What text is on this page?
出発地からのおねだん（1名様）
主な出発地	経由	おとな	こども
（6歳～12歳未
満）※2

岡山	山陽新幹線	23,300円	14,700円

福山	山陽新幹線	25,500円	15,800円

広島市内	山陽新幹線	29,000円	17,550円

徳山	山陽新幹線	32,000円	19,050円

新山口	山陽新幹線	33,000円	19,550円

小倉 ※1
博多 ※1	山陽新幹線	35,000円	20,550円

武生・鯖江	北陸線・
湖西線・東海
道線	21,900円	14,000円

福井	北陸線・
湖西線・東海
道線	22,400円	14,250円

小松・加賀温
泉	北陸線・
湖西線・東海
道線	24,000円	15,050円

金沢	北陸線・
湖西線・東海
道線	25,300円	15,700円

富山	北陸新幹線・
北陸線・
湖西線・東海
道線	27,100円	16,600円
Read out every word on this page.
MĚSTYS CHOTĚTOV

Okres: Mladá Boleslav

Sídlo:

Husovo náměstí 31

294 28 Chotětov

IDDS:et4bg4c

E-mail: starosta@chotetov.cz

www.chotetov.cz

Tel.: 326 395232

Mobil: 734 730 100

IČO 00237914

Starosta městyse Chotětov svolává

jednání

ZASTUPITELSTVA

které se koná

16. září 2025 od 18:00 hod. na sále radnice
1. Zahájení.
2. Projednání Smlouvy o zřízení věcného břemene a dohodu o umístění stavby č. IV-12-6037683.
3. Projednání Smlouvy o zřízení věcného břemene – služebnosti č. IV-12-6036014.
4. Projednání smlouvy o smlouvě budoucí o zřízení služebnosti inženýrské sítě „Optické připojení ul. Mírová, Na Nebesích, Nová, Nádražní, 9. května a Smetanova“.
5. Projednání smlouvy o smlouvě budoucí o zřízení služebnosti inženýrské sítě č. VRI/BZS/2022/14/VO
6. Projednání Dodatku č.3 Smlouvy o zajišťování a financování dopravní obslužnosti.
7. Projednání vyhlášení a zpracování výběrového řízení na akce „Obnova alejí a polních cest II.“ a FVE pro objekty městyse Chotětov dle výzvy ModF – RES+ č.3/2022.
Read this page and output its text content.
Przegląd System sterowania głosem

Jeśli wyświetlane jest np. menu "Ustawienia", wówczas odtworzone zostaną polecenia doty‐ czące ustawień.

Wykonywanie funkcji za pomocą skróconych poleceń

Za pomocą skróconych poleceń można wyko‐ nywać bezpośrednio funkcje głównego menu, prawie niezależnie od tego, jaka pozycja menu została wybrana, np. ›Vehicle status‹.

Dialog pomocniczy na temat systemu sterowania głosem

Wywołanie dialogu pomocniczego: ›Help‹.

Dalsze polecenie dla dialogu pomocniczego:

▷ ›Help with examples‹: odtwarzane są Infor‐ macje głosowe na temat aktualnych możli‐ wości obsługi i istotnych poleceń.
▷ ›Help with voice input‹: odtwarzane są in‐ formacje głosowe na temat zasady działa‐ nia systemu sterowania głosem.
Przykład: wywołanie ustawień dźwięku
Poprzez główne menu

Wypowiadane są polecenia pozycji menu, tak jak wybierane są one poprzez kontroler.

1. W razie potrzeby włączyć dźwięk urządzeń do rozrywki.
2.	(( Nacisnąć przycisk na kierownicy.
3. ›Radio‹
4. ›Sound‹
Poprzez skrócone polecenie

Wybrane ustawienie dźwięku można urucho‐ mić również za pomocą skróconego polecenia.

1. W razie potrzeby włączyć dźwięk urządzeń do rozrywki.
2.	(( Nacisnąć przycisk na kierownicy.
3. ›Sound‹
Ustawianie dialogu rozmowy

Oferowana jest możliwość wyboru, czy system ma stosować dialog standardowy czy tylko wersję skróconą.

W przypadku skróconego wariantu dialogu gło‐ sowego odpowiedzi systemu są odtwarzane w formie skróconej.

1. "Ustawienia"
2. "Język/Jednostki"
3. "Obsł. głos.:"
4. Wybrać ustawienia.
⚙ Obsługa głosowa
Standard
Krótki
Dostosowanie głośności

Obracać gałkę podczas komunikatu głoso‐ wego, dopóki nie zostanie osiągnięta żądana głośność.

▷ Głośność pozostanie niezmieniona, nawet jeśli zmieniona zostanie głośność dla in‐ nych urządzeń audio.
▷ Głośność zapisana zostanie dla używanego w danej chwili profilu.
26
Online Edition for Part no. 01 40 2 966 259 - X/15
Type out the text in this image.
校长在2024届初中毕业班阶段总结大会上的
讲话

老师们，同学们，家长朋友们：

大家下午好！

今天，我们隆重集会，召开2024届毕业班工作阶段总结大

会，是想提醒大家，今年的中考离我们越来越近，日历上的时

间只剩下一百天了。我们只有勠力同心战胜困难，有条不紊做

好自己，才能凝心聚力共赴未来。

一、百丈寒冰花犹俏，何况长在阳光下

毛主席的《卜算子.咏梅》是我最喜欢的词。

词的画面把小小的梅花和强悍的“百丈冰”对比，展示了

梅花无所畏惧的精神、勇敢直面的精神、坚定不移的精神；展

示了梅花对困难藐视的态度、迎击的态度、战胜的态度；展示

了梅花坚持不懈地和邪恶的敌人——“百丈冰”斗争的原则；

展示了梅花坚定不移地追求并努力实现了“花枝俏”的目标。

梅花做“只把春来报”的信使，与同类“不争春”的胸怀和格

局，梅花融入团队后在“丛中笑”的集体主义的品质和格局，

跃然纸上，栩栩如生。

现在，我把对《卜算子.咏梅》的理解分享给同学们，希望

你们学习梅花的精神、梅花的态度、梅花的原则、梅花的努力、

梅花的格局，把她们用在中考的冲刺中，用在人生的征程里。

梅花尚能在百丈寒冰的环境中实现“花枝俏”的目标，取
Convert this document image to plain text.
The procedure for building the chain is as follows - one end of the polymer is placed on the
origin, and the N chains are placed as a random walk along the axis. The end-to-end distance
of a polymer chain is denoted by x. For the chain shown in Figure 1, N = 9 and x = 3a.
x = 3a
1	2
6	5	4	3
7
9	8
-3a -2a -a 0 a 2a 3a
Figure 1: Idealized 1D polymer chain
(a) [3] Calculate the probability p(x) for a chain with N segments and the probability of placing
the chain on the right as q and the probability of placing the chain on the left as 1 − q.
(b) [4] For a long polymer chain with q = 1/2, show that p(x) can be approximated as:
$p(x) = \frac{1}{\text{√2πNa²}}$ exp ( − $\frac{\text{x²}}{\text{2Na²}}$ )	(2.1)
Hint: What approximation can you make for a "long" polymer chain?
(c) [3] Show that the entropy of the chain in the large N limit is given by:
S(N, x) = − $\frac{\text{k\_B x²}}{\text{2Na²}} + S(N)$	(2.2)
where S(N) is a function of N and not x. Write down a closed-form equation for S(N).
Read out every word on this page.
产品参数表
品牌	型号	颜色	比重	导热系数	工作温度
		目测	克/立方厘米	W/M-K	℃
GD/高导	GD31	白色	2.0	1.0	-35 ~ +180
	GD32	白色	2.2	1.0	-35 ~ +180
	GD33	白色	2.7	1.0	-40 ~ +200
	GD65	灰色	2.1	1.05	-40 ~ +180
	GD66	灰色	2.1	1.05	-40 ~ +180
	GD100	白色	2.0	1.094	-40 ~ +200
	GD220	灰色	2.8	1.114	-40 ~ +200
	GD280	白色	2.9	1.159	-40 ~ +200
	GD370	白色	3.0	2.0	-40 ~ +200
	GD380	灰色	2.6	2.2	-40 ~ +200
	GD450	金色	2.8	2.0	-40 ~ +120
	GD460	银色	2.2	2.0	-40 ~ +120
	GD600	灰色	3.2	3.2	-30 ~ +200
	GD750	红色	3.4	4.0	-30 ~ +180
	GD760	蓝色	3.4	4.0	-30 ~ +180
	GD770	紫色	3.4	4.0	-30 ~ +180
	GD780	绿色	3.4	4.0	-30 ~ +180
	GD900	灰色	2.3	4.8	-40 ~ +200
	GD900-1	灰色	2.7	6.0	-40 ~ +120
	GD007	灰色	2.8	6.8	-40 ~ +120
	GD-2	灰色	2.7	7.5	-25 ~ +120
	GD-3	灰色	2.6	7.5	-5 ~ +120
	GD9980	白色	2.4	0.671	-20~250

WHAT THE TASK REQUIRES:
State the number of lines in the data that include the string "polymer", and add nothing else.

SOLUTION BELOW:
5